## RAW DATA
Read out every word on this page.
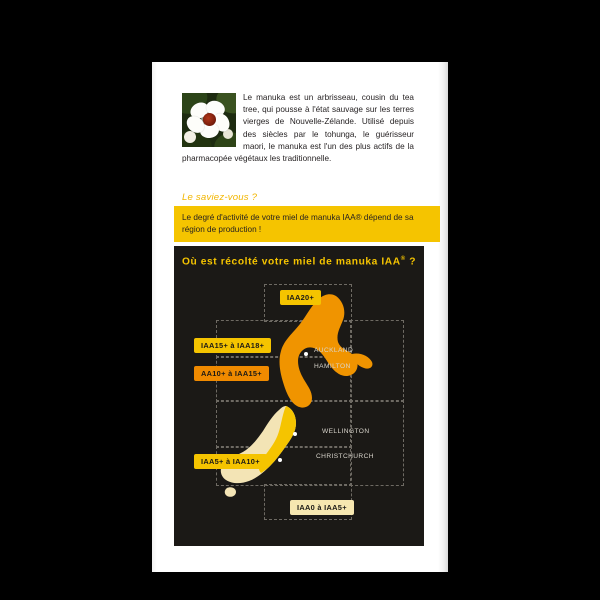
Le manuka est un arbrisseau, cousin du tea tree, qui pousse à l'état sauvage sur les terres vierges de Nouvelle-Zélande. Utilisé depuis des siècles par le tohunga, le guérisseur maori, le manuka est l'un des plus actifs de la pharmacopée végétaux les traditionnelle.
Le saviez-vous ?
Le degré d'activité de votre miel de manuka IAA® dépend de sa région de production !
Où est récolté votre miel de manuka IAA® ?
AUCKLAND
HAMILTON
WELLINGTON
CHRISTCHURCH
IAA20+
IAA15+ à IAA18+
AA10+ à IAA15+
IAA5+ à IAA10+
IAA0 à IAA5+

## STATED GOAL
Copy out all the entries exactly. Images stay out of the copy.

## REPLY
Read out every word on this page.
Le manuka est un arbrisseau, cousin du tea tree, qui pousse à l'état sauvage sur les terres vierges de Nouvelle-Zélande. Utilisé depuis des siècles par le tohunga, le guérisseur maori, le manuka est l'un des plus actifs de la pharmacopée végétaux les traditionnelle.
Le saviez-vous ?
Le degré d'activité de votre miel de manuka IAA® dépend de sa région de production !
Où est récolté votre miel de manuka IAA® ?
AUCKLAND
HAMILTON
WELLINGTON
CHRISTCHURCH
IAA20+
IAA15+ à IAA18+
AA10+ à IAA15+
IAA5+ à IAA10+
IAA0 à IAA5+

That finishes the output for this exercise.